Records from a collection
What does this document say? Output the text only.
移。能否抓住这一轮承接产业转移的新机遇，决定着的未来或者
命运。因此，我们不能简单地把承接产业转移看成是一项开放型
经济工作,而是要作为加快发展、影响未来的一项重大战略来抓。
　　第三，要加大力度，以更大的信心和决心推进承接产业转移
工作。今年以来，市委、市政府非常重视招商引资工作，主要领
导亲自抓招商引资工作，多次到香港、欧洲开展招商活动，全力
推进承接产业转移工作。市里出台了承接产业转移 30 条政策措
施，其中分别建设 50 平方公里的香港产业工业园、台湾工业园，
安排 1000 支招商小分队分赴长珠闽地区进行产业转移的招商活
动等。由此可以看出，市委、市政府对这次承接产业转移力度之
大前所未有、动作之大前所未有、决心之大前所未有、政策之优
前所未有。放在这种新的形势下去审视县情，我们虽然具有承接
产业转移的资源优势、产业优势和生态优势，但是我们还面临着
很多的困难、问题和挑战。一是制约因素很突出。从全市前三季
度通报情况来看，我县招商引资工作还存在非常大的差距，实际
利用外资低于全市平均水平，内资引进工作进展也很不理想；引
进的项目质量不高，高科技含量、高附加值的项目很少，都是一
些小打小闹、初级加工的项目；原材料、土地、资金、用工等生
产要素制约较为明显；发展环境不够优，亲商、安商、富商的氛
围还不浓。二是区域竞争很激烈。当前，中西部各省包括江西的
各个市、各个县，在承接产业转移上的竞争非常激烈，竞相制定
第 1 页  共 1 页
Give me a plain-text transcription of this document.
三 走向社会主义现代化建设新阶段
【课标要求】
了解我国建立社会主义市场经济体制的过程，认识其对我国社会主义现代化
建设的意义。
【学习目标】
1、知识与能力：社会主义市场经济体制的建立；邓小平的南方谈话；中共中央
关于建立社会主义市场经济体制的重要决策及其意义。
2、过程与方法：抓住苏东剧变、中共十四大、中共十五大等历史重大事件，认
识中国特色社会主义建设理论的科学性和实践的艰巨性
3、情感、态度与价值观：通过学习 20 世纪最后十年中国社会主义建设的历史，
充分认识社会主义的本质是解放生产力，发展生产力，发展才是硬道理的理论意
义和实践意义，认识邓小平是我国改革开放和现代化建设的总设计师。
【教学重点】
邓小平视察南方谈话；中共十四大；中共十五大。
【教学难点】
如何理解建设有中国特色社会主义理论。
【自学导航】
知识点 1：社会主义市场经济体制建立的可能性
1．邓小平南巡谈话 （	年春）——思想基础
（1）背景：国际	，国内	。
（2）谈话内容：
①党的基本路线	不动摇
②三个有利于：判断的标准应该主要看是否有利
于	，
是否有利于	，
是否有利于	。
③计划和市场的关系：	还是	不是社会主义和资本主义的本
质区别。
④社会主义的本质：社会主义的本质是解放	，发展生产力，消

*Problem statement*:
Return the whole listing exactly.

*Solved problem*:
What does this document say? Output the text only.
移。能否抓住这一轮承接产业转移的新机遇，决定着的未来或者
命运。因此，我们不能简单地把承接产业转移看成是一项开放型
经济工作,而是要作为加快发展、影响未来的一项重大战略来抓。
　　第三，要加大力度，以更大的信心和决心推进承接产业转移
工作。今年以来，市委、市政府非常重视招商引资工作，主要领
导亲自抓招商引资工作，多次到香港、欧洲开展招商活动，全力
推进承接产业转移工作。市里出台了承接产业转移 30 条政策措
施，其中分别建设 50 平方公里的香港产业工业园、台湾工业园，
安排 1000 支招商小分队分赴长珠闽地区进行产业转移的招商活
动等。由此可以看出，市委、市政府对这次承接产业转移力度之
大前所未有、动作之大前所未有、决心之大前所未有、政策之优
前所未有。放在这种新的形势下去审视县情，我们虽然具有承接
产业转移的资源优势、产业优势和生态优势，但是我们还面临着
很多的困难、问题和挑战。一是制约因素很突出。从全市前三季
度通报情况来看，我县招商引资工作还存在非常大的差距，实际
利用外资低于全市平均水平，内资引进工作进展也很不理想；引
进的项目质量不高，高科技含量、高附加值的项目很少，都是一
些小打小闹、初级加工的项目；原材料、土地、资金、用工等生
产要素制约较为明显；发展环境不够优，亲商、安商、富商的氛
围还不浓。二是区域竞争很激烈。当前，中西部各省包括江西的
各个市、各个县，在承接产业转移上的竞争非常激烈，竞相制定
第 1 页  共 1 页
Give me a plain-text transcription of this document.
三 走向社会主义现代化建设新阶段
【课标要求】
了解我国建立社会主义市场经济体制的过程，认识其对我国社会主义现代化
建设的意义。
【学习目标】
1、知识与能力：社会主义市场经济体制的建立；邓小平的南方谈话；中共中央
关于建立社会主义市场经济体制的重要决策及其意义。
2、过程与方法：抓住苏东剧变、中共十四大、中共十五大等历史重大事件，认
识中国特色社会主义建设理论的科学性和实践的艰巨性
3、情感、态度与价值观：通过学习 20 世纪最后十年中国社会主义建设的历史，
充分认识社会主义的本质是解放生产力，发展生产力，发展才是硬道理的理论意
义和实践意义，认识邓小平是我国改革开放和现代化建设的总设计师。
【教学重点】
邓小平视察南方谈话；中共十四大；中共十五大。
【教学难点】
如何理解建设有中国特色社会主义理论。
【自学导航】
知识点 1：社会主义市场经济体制建立的可能性
1．邓小平南巡谈话 （	年春）——思想基础
（1）背景：国际	，国内	。
（2）谈话内容：
①党的基本路线	不动摇
②三个有利于：判断的标准应该主要看是否有利
于	，
是否有利于	，
是否有利于	。
③计划和市场的关系：	还是	不是社会主义和资本主义的本
质区别。
④社会主义的本质：社会主义的本质是解放	，发展生产力，消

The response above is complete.